+++ Rows
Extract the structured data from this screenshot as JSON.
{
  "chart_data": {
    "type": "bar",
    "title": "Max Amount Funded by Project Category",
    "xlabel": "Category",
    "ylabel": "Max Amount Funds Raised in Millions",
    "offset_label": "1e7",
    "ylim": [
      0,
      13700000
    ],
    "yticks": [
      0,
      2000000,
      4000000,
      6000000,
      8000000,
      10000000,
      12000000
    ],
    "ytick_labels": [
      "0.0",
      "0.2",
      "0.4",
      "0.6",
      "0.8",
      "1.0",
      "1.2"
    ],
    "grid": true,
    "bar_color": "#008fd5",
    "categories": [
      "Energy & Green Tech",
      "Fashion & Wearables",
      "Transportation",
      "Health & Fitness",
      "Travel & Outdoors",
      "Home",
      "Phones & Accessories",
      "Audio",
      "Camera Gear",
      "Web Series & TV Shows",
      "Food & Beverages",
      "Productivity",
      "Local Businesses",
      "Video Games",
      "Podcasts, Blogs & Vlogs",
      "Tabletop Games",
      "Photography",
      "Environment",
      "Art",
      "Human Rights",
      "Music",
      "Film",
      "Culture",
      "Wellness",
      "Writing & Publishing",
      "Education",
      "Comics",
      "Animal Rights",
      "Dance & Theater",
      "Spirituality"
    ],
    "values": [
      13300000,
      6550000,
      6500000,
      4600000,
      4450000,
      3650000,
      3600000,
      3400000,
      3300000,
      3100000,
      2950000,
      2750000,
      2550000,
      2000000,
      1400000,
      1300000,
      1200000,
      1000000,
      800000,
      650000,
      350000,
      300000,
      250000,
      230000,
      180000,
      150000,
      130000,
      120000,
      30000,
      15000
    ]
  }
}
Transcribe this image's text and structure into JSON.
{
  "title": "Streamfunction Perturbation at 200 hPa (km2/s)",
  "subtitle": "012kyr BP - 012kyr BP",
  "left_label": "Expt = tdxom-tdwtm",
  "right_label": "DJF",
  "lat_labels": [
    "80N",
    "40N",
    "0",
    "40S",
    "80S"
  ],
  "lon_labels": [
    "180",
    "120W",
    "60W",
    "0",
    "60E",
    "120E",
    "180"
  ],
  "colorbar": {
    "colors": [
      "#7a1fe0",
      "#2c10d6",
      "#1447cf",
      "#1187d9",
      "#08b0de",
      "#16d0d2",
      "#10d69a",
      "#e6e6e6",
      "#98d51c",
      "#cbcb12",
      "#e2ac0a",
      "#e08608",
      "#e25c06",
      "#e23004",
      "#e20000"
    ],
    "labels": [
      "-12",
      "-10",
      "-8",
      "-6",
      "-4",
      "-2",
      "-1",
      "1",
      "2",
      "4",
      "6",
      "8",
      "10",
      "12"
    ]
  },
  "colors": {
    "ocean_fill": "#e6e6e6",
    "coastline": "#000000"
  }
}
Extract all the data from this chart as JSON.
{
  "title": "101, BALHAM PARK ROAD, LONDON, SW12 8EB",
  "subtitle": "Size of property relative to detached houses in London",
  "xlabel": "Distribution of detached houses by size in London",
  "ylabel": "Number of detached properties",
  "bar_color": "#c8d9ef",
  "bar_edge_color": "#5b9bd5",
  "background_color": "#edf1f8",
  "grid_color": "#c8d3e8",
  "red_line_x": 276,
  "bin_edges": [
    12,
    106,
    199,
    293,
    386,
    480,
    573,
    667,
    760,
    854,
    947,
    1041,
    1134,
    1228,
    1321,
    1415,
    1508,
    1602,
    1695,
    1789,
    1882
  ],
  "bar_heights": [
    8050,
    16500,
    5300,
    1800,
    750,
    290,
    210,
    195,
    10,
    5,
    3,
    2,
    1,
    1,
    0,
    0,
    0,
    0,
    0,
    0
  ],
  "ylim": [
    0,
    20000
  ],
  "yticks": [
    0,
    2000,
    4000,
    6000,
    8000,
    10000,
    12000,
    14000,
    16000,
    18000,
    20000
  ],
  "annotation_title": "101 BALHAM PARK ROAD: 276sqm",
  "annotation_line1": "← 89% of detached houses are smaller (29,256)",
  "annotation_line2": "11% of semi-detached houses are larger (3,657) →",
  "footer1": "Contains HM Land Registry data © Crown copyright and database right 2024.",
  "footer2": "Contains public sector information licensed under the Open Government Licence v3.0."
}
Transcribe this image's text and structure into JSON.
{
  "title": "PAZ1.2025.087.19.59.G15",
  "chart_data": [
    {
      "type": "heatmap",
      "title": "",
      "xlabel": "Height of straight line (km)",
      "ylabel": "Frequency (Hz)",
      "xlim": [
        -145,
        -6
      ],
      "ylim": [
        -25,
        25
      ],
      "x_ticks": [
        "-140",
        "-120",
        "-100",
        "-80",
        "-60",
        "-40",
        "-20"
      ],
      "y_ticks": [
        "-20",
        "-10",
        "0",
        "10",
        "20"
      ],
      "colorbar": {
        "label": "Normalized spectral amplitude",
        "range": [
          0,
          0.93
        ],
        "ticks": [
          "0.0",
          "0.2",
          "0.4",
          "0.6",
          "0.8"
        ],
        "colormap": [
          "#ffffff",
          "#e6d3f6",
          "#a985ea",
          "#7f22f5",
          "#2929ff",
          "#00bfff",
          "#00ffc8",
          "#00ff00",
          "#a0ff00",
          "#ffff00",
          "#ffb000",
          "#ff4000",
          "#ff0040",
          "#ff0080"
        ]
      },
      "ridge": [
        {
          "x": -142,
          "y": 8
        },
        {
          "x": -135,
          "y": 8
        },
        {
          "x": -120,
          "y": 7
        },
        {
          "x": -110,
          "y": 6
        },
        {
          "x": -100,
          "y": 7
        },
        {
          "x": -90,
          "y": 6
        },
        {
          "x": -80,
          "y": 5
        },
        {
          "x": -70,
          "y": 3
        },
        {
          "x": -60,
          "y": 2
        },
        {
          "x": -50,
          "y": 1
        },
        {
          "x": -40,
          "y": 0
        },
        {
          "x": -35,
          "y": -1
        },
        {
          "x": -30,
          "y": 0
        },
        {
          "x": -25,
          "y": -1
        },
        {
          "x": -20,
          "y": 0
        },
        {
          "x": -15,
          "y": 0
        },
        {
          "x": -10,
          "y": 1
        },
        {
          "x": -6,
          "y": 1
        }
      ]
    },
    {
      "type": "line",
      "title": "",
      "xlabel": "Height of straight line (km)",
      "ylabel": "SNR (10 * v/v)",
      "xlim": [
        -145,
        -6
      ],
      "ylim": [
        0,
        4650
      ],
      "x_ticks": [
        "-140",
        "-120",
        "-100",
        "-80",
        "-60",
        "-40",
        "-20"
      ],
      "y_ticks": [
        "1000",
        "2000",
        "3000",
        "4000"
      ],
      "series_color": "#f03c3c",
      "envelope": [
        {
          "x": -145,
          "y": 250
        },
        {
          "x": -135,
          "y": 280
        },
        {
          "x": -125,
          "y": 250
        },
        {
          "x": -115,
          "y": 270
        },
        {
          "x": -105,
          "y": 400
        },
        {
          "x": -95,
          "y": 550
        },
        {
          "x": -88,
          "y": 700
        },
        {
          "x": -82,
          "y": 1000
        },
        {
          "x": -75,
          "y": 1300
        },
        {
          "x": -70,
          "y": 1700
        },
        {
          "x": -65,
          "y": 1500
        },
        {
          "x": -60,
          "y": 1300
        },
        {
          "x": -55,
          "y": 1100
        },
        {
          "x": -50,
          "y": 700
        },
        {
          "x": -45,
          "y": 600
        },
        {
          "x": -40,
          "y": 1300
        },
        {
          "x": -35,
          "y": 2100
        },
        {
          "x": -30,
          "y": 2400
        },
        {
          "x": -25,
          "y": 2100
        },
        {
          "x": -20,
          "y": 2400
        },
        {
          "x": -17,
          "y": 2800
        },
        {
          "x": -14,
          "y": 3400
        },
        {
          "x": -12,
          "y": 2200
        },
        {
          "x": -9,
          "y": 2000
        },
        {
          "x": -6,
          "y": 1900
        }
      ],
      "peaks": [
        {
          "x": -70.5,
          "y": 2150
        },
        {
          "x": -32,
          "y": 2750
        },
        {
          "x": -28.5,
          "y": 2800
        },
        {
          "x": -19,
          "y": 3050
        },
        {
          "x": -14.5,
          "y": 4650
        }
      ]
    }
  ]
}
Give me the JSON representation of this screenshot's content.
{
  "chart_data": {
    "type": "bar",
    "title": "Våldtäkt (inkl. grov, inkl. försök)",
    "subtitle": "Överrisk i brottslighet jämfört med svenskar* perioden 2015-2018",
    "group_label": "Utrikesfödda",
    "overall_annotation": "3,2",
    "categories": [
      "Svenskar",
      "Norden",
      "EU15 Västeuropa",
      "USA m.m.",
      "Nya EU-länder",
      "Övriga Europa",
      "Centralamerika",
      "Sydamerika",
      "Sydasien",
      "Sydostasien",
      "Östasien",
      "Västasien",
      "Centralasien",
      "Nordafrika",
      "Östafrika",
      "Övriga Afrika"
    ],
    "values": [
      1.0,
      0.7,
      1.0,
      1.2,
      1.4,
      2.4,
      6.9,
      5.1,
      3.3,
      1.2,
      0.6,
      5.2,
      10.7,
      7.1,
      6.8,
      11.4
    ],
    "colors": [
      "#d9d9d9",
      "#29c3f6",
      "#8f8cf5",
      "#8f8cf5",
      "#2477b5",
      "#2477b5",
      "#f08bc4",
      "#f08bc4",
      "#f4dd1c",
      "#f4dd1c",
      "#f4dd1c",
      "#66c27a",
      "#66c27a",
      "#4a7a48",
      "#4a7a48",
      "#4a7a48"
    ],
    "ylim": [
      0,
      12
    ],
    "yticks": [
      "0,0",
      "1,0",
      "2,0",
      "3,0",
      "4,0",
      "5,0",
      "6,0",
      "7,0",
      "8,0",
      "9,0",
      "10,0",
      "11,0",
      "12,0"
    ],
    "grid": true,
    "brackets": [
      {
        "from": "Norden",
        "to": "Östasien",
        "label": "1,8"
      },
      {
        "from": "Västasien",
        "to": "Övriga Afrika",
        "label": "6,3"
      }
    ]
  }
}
++++++
Report only how many lines of the listing hold the word "houses".

4